_Instructions for the task_
Identify each line containing the word "اوراق" and copy it.

● ● ● ● ●

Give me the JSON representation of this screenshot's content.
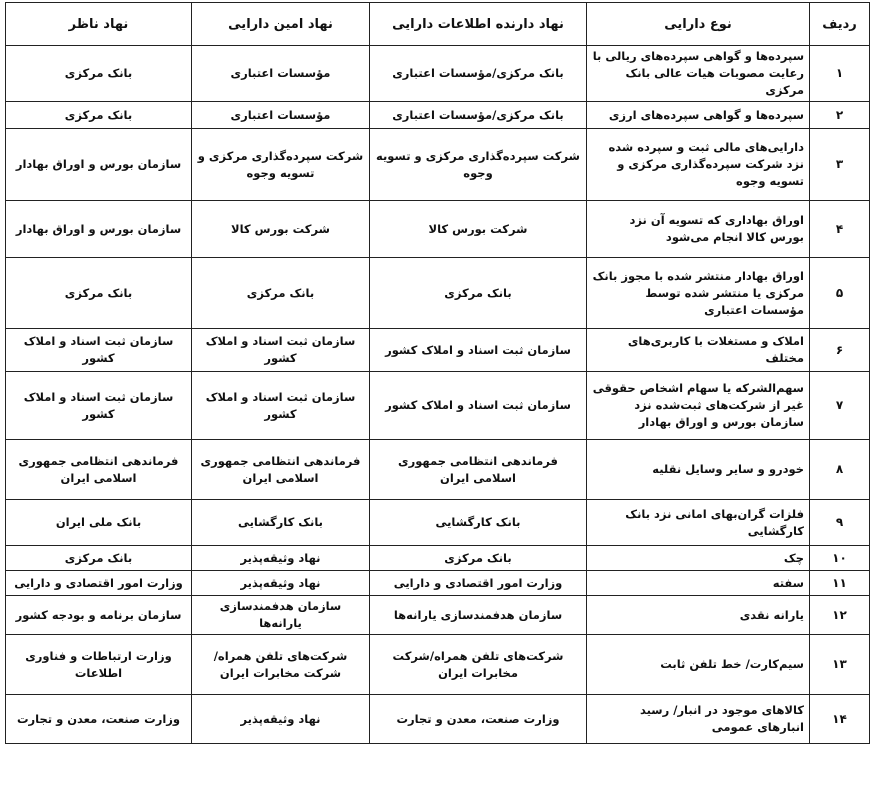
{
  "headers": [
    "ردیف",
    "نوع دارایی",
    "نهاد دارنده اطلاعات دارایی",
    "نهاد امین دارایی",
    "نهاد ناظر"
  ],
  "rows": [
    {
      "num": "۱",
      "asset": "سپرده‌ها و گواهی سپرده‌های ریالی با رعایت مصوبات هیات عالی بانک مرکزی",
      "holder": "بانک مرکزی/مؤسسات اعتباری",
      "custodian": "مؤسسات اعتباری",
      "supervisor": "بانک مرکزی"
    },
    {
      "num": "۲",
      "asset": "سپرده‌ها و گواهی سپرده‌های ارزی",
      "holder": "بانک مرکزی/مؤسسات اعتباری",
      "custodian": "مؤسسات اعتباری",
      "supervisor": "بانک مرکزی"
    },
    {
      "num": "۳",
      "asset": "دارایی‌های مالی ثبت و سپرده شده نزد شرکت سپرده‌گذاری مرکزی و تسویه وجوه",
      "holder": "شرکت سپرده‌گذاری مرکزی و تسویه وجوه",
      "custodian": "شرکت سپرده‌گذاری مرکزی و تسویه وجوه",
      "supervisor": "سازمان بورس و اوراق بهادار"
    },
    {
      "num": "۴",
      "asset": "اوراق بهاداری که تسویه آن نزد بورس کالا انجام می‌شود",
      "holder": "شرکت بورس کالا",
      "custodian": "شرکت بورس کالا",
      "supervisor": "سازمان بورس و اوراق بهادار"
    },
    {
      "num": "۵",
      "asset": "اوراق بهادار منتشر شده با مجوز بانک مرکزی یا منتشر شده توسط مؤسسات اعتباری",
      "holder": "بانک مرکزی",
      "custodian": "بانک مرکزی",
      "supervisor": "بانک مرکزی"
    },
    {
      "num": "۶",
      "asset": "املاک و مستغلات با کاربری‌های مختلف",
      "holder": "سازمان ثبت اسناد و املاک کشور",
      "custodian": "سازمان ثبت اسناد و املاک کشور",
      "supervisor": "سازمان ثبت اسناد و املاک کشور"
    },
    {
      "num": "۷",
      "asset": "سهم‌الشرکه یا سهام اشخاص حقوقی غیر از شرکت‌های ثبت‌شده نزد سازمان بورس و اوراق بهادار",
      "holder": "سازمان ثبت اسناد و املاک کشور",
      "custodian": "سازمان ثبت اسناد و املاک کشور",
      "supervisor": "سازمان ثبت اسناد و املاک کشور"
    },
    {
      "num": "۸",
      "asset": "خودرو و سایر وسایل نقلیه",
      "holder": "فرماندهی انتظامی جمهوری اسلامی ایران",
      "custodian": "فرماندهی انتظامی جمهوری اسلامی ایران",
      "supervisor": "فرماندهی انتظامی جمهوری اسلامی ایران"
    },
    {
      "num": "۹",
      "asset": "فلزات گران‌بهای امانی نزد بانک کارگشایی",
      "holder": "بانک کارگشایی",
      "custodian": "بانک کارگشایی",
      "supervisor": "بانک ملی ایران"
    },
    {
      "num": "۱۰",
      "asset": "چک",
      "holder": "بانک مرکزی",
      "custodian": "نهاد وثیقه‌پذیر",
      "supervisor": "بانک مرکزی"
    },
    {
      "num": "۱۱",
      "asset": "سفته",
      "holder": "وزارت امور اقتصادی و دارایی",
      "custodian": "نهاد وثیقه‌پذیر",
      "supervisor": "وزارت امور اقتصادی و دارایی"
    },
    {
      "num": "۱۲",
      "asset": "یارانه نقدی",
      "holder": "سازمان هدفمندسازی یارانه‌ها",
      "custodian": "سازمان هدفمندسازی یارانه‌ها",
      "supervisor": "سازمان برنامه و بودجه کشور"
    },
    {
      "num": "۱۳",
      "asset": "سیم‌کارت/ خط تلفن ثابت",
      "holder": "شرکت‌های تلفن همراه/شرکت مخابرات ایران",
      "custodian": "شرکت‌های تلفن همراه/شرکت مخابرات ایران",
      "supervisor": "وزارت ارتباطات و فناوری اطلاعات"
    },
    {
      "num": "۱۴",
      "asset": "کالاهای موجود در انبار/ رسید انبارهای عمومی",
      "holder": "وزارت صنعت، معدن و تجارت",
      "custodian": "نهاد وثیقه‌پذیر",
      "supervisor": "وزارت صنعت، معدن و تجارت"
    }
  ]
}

● ● ● ● ●

_The completed task_
      "supervisor": "سازمان بورس و اوراق بهادار"
      "asset": "اوراق بهاداری که تسویه آن نزد بورس کالا انجام می‌شود",
      "supervisor": "سازمان بورس و اوراق بهادار"
      "asset": "اوراق بهادار منتشر شده با مجوز بانک مرکزی یا منتشر شده توسط مؤسسات اعتباری",
      "asset": "سهم‌الشرکه یا سهام اشخاص حقوقی غیر از شرکت‌های ثبت‌شده نزد سازمان بورس و اوراق بهادار",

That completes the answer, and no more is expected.